(Given entries):
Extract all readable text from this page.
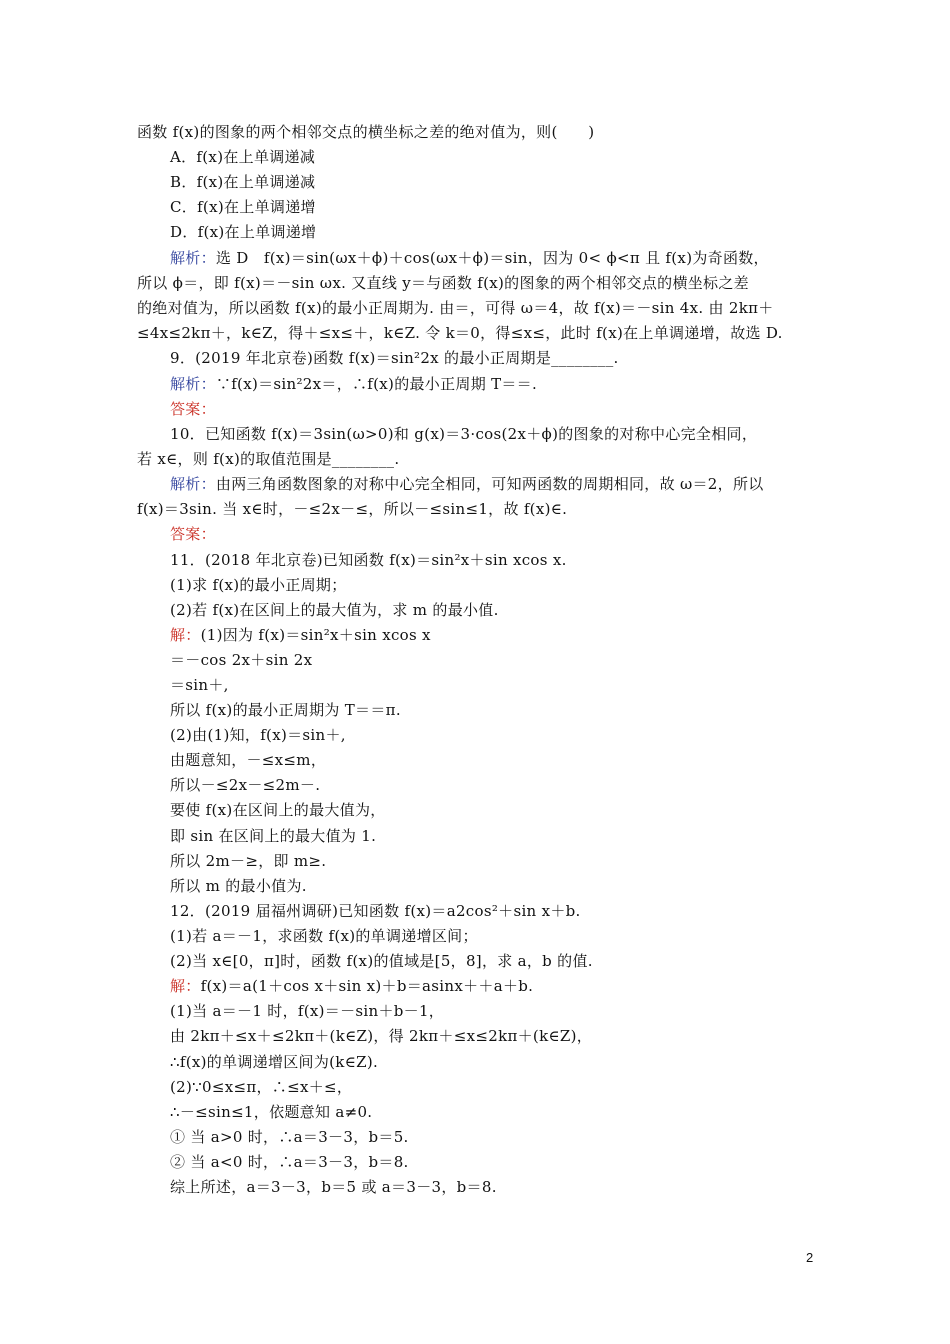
函数 f(x)的图象的两个相邻交点的横坐标之差的绝对值为，则(　　)
A．f(x)在上单调递减
B．f(x)在上单调递减
C．f(x)在上单调递增
D．f(x)在上单调递增
解析：选 D　f(x)＝sin(ωx＋ϕ)＋cos(ωx＋ϕ)＝sin，因为 0< ϕ<π 且 f(x)为奇函数，
所以 ϕ＝，即 f(x)＝－sin ωx. 又直线 y＝与函数 f(x)的图象的两个相邻交点的横坐标之差
的绝对值为，所以函数 f(x)的最小正周期为. 由＝，可得 ω＝4，故 f(x)＝－sin 4x. 由 2kπ＋
≤4x≤2kπ＋，k∈Z，得＋≤x≤＋，k∈Z. 令 k＝0，得≤x≤，此时 f(x)在上单调递增，故选 D.
9．(2019 年北京卷)函数 f(x)＝sin²2x 的最小正周期是________.
解析：∵f(x)＝sin²2x＝，∴f(x)的最小正周期 T＝＝.
答案：
10．已知函数 f(x)＝3sin(ω>0)和 g(x)＝3·cos(2x＋ϕ)的图象的对称中心完全相同，
若 x∈，则 f(x)的取值范围是________.
解析：由两三角函数图象的对称中心完全相同，可知两函数的周期相同，故 ω＝2，所以
f(x)＝3sin. 当 x∈时，－≤2x－≤，所以－≤sin≤1，故 f(x)∈.
答案：
11．(2018 年北京卷)已知函数 f(x)＝sin²x＋sin xcos x.
(1)求 f(x)的最小正周期；
(2)若 f(x)在区间上的最大值为，求 m 的最小值.
解：(1)因为 f(x)＝sin²x＋sin xcos x
＝－cos 2x＋sin 2x
＝sin＋,
所以 f(x)的最小正周期为 T＝＝π.
(2)由(1)知，f(x)＝sin＋,
由题意知，－≤x≤m，
所以－≤2x－≤2m－.
要使 f(x)在区间上的最大值为，
即 sin 在区间上的最大值为 1.
所以 2m－≥，即 m≥.
所以 m 的最小值为.
12．(2019 届福州调研)已知函数 f(x)＝a2cos²＋sin x＋b.
(1)若 a＝－1，求函数 f(x)的单调递增区间；
(2)当 x∈[0，π]时，函数 f(x)的值域是[5，8]，求 a，b 的值.
解：f(x)＝a(1＋cos x＋sin x)＋b＝asinx＋＋a＋b.
(1)当 a＝－1 时，f(x)＝－sin＋b－1，
由 2kπ＋≤x＋≤2kπ＋(k∈Z)，得 2kπ＋≤x≤2kπ＋(k∈Z)，
∴f(x)的单调递增区间为(k∈Z).
(2)∵0≤x≤π，∴≤x＋≤，
∴－≤sin≤1，依题意知 a≠0.
① 当 a>0 时，∴a＝3－3，b＝5.
② 当 a<0 时，∴a＝3－3，b＝8.
综上所述，a＝3－3，b＝5 或 a＝3－3，b＝8.
2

(Goal): Go through the data above and transcribe it in full, omitting any image.

(Complete answer):
Extract all readable text from this page.
函数 f(x)的图象的两个相邻交点的横坐标之差的绝对值为，则(　　)
A．f(x)在上单调递减
B．f(x)在上单调递减
C．f(x)在上单调递增
D．f(x)在上单调递增
解析：选 D　f(x)＝sin(ωx＋ϕ)＋cos(ωx＋ϕ)＝sin，因为 0< ϕ<π 且 f(x)为奇函数，
所以 ϕ＝，即 f(x)＝－sin ωx. 又直线 y＝与函数 f(x)的图象的两个相邻交点的横坐标之差
的绝对值为，所以函数 f(x)的最小正周期为. 由＝，可得 ω＝4，故 f(x)＝－sin 4x. 由 2kπ＋
≤4x≤2kπ＋，k∈Z，得＋≤x≤＋，k∈Z. 令 k＝0，得≤x≤，此时 f(x)在上单调递增，故选 D.
9．(2019 年北京卷)函数 f(x)＝sin²2x 的最小正周期是________.
解析：∵f(x)＝sin²2x＝，∴f(x)的最小正周期 T＝＝.
答案：
10．已知函数 f(x)＝3sin(ω>0)和 g(x)＝3·cos(2x＋ϕ)的图象的对称中心完全相同，
若 x∈，则 f(x)的取值范围是________.
解析：由两三角函数图象的对称中心完全相同，可知两函数的周期相同，故 ω＝2，所以
f(x)＝3sin. 当 x∈时，－≤2x－≤，所以－≤sin≤1，故 f(x)∈.
答案：
11．(2018 年北京卷)已知函数 f(x)＝sin²x＋sin xcos x.
(1)求 f(x)的最小正周期；
(2)若 f(x)在区间上的最大值为，求 m 的最小值.
解：(1)因为 f(x)＝sin²x＋sin xcos x
＝－cos 2x＋sin 2x
＝sin＋,
所以 f(x)的最小正周期为 T＝＝π.
(2)由(1)知，f(x)＝sin＋,
由题意知，－≤x≤m，
所以－≤2x－≤2m－.
要使 f(x)在区间上的最大值为，
即 sin 在区间上的最大值为 1.
所以 2m－≥，即 m≥.
所以 m 的最小值为.
12．(2019 届福州调研)已知函数 f(x)＝a2cos²＋sin x＋b.
(1)若 a＝－1，求函数 f(x)的单调递增区间；
(2)当 x∈[0，π]时，函数 f(x)的值域是[5，8]，求 a，b 的值.
解：f(x)＝a(1＋cos x＋sin x)＋b＝asinx＋＋a＋b.
(1)当 a＝－1 时，f(x)＝－sin＋b－1，
由 2kπ＋≤x＋≤2kπ＋(k∈Z)，得 2kπ＋≤x≤2kπ＋(k∈Z)，
∴f(x)的单调递增区间为(k∈Z).
(2)∵0≤x≤π，∴≤x＋≤，
∴－≤sin≤1，依题意知 a≠0.
① 当 a>0 时，∴a＝3－3，b＝5.
② 当 a<0 时，∴a＝3－3，b＝8.
综上所述，a＝3－3，b＝5 或 a＝3－3，b＝8.
2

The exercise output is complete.